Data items
——
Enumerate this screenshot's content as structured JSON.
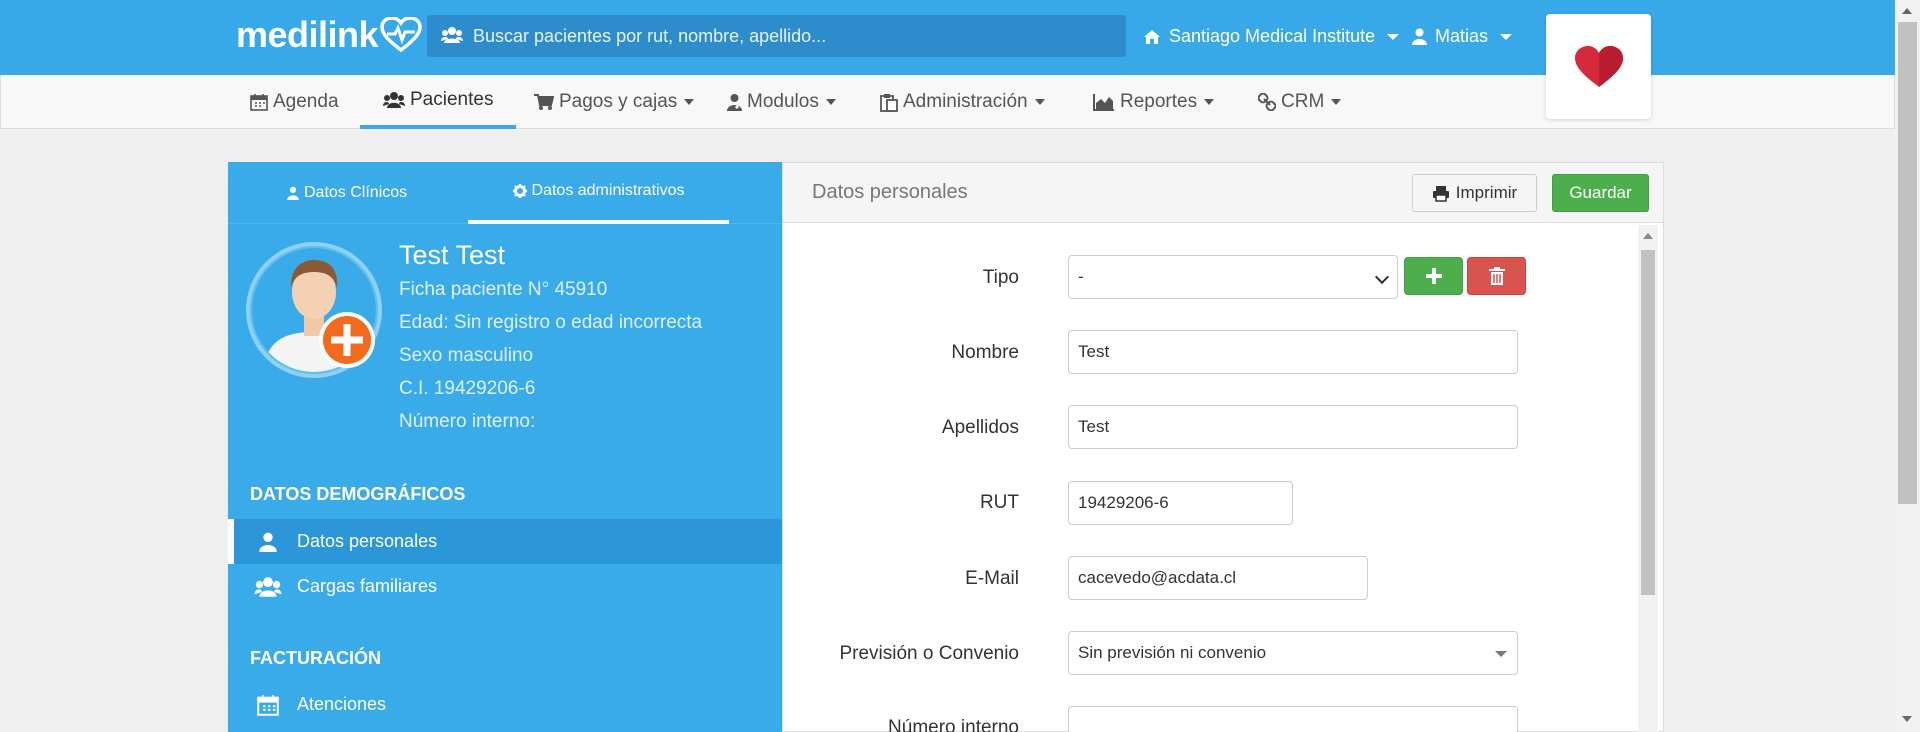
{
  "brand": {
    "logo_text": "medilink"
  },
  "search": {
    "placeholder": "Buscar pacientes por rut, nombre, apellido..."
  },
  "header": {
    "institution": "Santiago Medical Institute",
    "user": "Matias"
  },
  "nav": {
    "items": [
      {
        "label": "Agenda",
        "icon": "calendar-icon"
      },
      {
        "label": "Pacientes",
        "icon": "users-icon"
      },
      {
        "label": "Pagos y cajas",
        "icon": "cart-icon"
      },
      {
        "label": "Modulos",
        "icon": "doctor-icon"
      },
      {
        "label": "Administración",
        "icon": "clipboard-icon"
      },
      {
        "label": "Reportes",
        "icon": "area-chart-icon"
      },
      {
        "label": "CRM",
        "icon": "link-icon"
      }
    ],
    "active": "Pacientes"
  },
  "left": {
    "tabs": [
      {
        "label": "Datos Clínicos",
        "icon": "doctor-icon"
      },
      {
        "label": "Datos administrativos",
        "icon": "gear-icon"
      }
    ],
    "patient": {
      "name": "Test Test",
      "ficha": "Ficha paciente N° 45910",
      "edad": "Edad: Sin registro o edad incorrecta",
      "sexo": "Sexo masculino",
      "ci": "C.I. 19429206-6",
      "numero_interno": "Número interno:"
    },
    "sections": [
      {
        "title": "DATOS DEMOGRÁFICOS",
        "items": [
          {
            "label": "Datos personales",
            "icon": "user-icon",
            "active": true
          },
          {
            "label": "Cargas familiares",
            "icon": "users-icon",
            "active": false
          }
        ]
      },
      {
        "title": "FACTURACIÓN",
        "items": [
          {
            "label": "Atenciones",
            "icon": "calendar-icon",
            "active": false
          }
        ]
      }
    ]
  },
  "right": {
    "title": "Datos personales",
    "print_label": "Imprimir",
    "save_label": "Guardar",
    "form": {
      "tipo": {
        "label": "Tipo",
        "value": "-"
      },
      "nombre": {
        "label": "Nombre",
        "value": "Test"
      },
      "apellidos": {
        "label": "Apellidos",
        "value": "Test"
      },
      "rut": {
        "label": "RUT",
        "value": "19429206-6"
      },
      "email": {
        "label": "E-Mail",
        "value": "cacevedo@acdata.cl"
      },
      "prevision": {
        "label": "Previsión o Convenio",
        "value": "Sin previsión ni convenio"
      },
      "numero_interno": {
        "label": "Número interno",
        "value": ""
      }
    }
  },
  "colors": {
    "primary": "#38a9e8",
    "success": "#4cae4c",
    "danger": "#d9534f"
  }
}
——
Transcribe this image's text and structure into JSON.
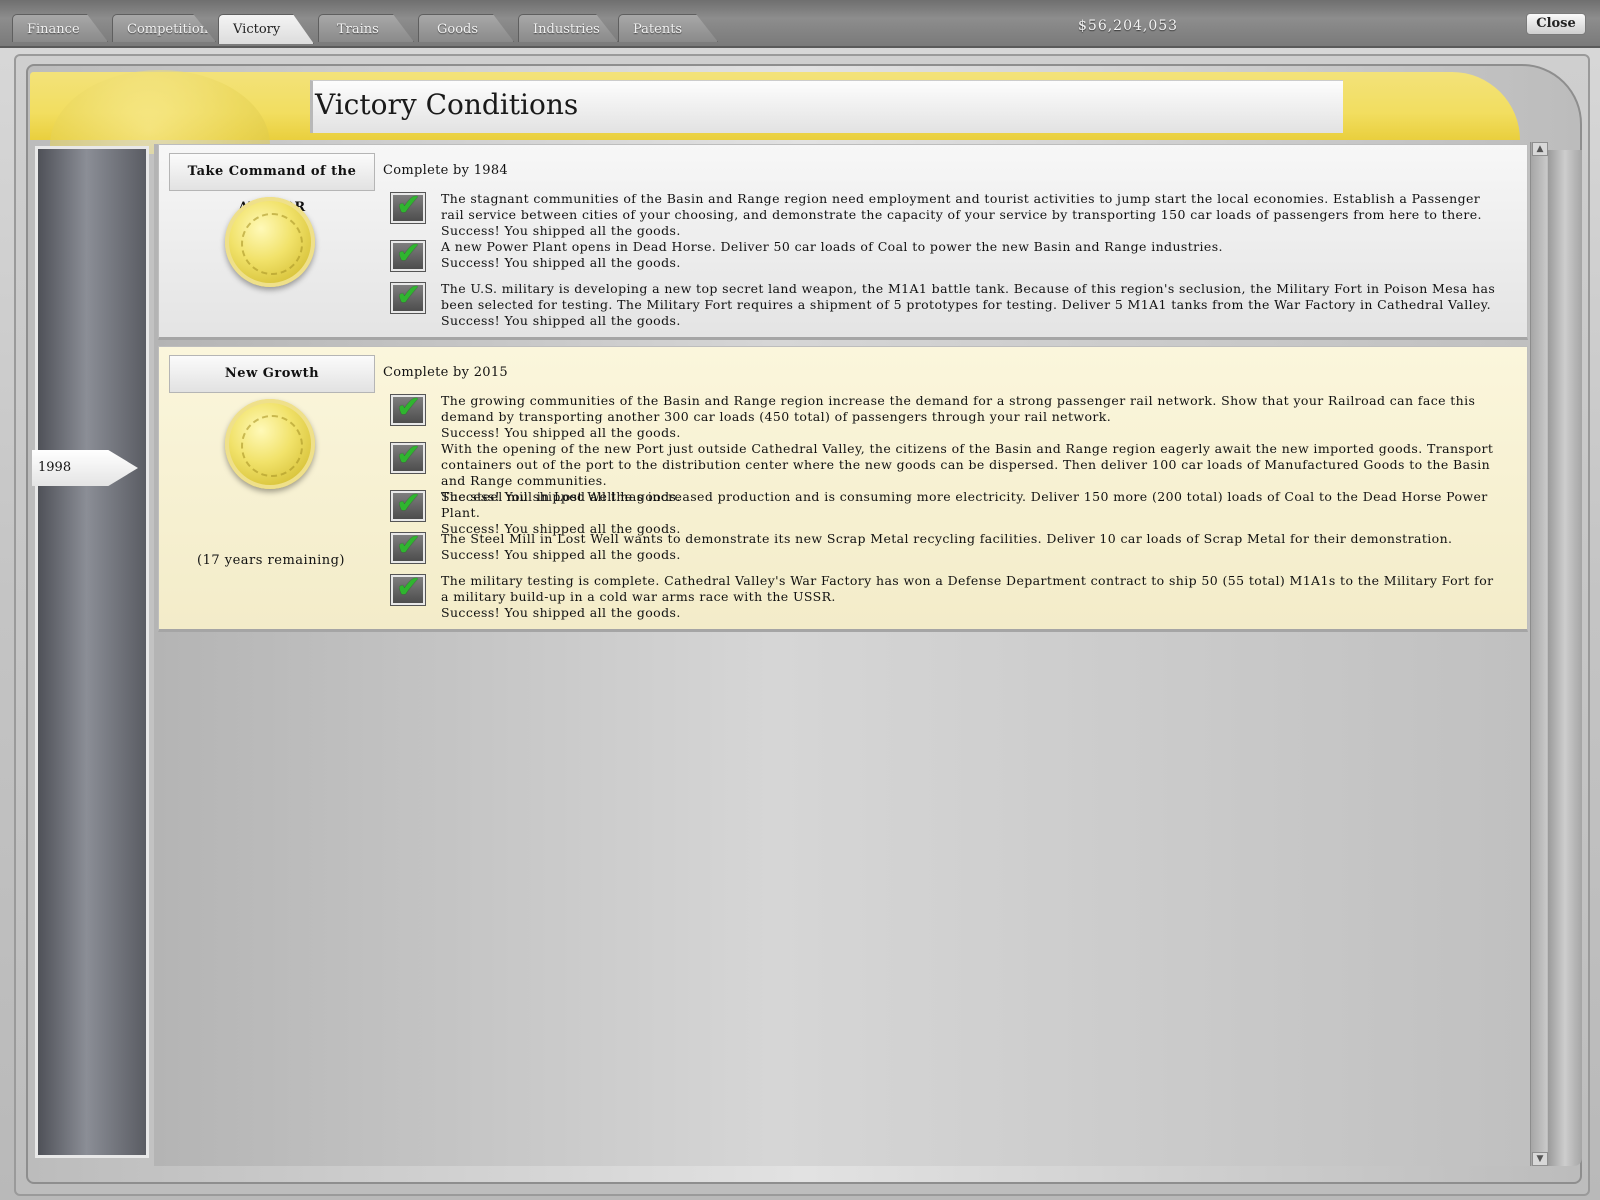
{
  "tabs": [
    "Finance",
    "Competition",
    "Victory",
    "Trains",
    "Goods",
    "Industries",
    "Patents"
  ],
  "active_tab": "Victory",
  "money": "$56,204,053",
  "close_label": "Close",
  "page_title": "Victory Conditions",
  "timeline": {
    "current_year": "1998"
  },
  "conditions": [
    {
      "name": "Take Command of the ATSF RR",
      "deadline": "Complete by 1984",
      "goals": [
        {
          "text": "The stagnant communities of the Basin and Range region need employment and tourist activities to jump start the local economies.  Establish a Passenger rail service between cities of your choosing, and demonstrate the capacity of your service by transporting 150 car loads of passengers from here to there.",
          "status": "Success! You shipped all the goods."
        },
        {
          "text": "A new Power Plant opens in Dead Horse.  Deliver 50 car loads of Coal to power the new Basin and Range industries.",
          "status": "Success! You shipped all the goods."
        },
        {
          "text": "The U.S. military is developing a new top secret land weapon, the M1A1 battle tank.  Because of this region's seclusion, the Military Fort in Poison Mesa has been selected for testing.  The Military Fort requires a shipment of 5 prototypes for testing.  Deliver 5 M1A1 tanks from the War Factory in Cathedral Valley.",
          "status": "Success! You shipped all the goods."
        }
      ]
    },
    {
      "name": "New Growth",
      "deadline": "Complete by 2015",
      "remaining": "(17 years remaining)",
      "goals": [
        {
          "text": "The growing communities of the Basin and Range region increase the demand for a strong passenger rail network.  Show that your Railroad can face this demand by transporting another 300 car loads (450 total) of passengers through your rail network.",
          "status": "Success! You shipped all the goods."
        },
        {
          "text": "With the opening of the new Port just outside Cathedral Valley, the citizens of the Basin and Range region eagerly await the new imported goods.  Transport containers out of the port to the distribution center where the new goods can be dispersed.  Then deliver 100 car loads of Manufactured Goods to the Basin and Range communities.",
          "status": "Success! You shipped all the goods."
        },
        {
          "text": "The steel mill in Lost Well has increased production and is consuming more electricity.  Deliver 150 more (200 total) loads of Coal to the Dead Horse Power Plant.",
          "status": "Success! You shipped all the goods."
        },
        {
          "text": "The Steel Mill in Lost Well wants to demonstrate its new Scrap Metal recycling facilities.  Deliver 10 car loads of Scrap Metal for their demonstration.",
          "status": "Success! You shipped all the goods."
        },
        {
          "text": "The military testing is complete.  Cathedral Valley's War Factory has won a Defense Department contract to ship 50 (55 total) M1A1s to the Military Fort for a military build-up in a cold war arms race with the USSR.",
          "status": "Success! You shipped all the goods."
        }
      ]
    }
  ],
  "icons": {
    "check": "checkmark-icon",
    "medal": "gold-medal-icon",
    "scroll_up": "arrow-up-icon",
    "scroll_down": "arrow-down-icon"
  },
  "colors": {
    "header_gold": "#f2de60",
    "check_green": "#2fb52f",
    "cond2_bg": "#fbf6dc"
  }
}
——
_WHAT YOU SHOULD DO_.
Tally the lines in the entries above that hold the word "Lost". Reply with nothing but that count.

_SOLUTION FOR THIS PROBLEM_.
2